┌─ DATASET ROWS

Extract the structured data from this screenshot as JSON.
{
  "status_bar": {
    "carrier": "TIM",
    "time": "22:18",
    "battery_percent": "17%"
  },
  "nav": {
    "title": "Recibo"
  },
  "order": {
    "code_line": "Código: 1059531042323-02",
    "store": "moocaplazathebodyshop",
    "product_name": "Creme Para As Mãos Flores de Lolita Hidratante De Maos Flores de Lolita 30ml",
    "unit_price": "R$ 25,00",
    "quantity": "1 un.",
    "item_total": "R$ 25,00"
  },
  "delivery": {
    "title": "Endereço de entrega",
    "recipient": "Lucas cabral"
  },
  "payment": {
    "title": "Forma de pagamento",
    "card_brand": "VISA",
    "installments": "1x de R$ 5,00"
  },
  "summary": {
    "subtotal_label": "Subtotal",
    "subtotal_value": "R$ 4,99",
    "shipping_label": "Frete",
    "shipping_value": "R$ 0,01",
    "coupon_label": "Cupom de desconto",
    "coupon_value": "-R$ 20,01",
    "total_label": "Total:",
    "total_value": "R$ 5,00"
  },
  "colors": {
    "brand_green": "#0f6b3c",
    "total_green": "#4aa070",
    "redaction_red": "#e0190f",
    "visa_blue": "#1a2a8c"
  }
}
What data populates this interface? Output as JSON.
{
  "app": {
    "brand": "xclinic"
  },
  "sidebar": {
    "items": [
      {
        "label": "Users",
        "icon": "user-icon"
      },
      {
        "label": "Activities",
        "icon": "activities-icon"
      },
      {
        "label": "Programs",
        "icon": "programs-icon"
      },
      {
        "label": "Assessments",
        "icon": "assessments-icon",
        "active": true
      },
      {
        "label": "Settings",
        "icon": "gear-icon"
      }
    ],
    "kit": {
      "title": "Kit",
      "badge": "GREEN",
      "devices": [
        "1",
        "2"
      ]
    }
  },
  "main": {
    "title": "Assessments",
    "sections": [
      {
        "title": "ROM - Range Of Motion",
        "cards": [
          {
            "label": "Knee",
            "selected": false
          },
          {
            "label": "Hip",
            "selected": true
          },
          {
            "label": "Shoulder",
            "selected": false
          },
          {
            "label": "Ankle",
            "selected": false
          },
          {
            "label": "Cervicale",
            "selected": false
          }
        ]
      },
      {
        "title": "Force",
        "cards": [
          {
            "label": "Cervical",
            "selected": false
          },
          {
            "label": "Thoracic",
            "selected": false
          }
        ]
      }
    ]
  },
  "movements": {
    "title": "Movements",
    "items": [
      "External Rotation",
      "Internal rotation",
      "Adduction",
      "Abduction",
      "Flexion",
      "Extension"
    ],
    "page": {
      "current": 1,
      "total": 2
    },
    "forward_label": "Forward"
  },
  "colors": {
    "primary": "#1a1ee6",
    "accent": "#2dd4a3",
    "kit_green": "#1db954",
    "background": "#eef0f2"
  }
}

└─

■ WHAT IS NEEDED: Go through the material and copy out every line with "JSON" in it.

■ TASK ANSWER:
Extract the structured data from this screenshot as JSON.
What data populates this interface? Output as JSON.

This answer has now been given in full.